#### [Problem description]
Copy every line of the entries that includes the word "name".

#### [Figure contents as structured data]
####
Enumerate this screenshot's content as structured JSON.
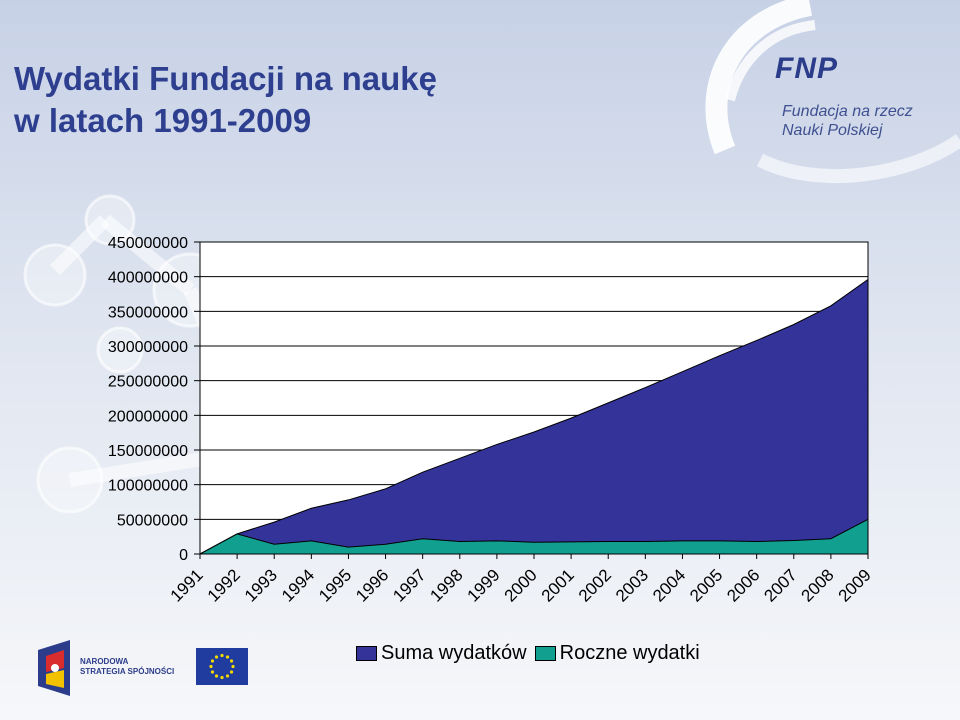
{
  "title": {
    "line1": "Wydatki Fundacji na naukę",
    "line2": "w latach 1991-2009"
  },
  "logos": {
    "fnp": {
      "abbr": "FNP",
      "line1": "Fundacja na rzecz",
      "line2": "Nauki Polskiej"
    },
    "narodowa_strategia": {
      "line1": "NARODOWA",
      "line2": "STRATEGIA SPÓJNOŚCI"
    },
    "eu": "eu-flag-icon"
  },
  "colors": {
    "suma": "#33339a",
    "roczne": "#119f8f",
    "title": "#2e3f8f"
  },
  "chart_data": {
    "type": "area",
    "categories": [
      "1991",
      "1992",
      "1993",
      "1994",
      "1995",
      "1996",
      "1997",
      "1998",
      "1999",
      "2000",
      "2001",
      "2002",
      "2003",
      "2004",
      "2005",
      "2006",
      "2007",
      "2008",
      "2009"
    ],
    "y_ticks": [
      "450000000",
      "400000000",
      "350000000",
      "300000000",
      "250000000",
      "200000000",
      "150000000",
      "100000000",
      "50000000",
      "0"
    ],
    "ylim": [
      0,
      450000000
    ],
    "grid": true,
    "legend_position": "bottom",
    "series": [
      {
        "name": "Suma wydatków",
        "values": [
          0,
          29000000,
          46000000,
          66000000,
          78000000,
          94000000,
          118000000,
          138000000,
          158000000,
          176000000,
          196000000,
          218000000,
          240000000,
          263000000,
          286000000,
          308000000,
          331000000,
          358000000,
          396000000
        ]
      },
      {
        "name": "Roczne wydatki",
        "values": [
          0,
          29000000,
          14000000,
          19000000,
          10000000,
          14000000,
          22000000,
          18000000,
          19000000,
          17000000,
          17500000,
          18000000,
          18000000,
          19000000,
          19000000,
          18000000,
          19500000,
          22000000,
          50000000
        ]
      }
    ]
  }
}
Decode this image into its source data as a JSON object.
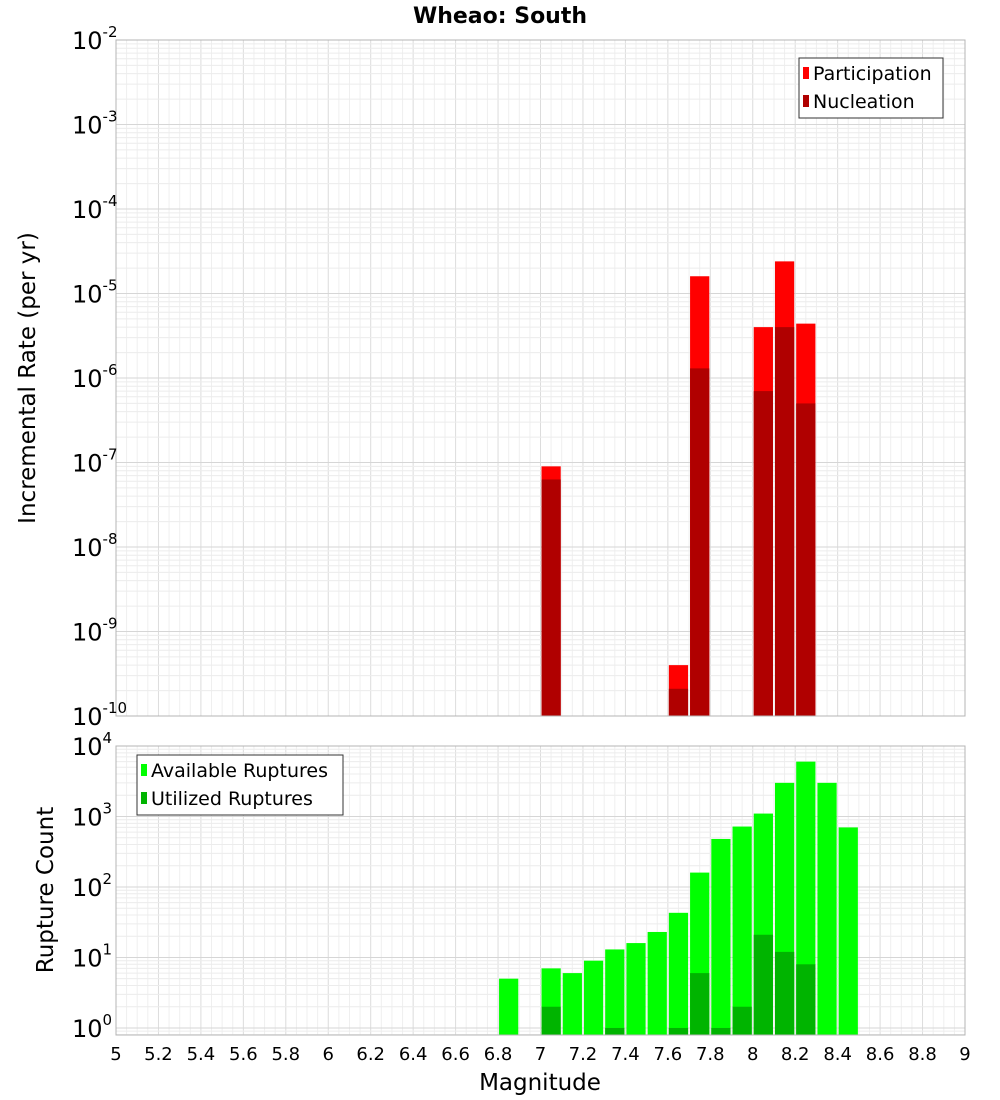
####
#### [Task response]
        "name": "Suma wydatków",
        "name": "Roczne wydatki",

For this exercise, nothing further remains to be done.